### Provided text

A severe thunderstorm pelted southern parts of the Orlando metro area Saturday evening with hailstones up to the size of quarters. Even more impressive was the volume of hail, which accumulated on lawns and streets, making some areas appear to be a winter wonderland, quite unusual in Florida.
Snow once again blanketed parts of the Rockies, including Colorado Sunday. Fortunately, this system was nothing like the paralyzing blizzard earlier in the week. Snowfall of 14 inches was recorded near Norris, South Dakota while Kebler Pass in Colorado received 13 inches with 12 inches in the Colorado Springs area.

######
### Information given

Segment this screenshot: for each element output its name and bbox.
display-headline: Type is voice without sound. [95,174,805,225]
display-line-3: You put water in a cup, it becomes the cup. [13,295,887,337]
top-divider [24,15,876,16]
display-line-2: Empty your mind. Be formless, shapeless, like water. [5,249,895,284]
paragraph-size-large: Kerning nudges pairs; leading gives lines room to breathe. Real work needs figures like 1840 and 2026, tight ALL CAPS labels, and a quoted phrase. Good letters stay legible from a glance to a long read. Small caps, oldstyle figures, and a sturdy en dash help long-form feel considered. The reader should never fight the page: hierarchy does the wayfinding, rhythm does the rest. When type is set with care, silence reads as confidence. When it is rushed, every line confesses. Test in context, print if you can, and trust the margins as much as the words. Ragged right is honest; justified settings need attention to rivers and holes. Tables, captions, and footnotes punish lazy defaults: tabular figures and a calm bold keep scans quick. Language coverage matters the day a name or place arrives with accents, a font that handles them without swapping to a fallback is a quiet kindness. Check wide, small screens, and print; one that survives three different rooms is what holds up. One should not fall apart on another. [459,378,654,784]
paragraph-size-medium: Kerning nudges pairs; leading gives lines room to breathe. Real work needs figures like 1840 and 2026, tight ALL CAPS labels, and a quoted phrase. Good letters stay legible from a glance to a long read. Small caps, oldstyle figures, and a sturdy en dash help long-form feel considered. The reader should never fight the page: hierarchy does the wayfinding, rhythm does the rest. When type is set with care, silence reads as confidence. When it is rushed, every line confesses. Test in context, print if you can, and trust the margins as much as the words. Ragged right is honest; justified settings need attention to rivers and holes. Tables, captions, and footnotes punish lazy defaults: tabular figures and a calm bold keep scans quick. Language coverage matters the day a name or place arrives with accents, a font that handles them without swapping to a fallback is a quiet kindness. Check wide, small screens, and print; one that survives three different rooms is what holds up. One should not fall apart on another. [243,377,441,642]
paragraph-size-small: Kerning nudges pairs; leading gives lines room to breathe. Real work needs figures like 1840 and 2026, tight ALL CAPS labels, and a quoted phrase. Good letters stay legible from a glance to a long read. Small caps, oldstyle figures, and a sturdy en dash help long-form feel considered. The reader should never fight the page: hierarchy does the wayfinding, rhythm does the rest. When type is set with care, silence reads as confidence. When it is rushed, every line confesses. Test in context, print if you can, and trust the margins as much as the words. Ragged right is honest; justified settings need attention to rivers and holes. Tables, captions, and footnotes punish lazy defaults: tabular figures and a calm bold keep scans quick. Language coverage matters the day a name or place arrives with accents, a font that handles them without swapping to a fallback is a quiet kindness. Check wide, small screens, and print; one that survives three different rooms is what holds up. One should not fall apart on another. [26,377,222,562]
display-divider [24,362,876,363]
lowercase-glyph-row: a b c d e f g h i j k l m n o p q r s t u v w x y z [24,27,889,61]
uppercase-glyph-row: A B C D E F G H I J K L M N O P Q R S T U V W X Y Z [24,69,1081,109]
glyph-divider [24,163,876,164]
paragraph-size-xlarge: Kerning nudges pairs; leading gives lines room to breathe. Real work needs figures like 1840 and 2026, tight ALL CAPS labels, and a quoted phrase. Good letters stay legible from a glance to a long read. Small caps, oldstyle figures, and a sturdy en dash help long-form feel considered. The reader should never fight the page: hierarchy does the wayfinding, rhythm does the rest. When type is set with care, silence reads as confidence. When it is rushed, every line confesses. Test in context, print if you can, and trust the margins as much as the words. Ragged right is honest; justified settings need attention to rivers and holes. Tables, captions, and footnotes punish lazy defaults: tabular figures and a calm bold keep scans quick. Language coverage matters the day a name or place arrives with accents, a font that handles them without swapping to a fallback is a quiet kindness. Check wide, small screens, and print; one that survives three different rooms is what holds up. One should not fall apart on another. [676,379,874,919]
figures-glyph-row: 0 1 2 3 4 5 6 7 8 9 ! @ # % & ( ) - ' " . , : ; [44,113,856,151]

######

Exercise objective ->
From the weather report, reproduce everything from "A severe thunderstorm" down to "unusual in Florida." word for word.

Reply ->
A severe thunderstorm pelted southern parts of the Orlando metro area Saturday evening with hailstones up to the size of quarters. Even more impressive was the volume of hail, which accumulated on lawns and streets, making some areas appear to be a winter wonderland, quite unusual in Florida.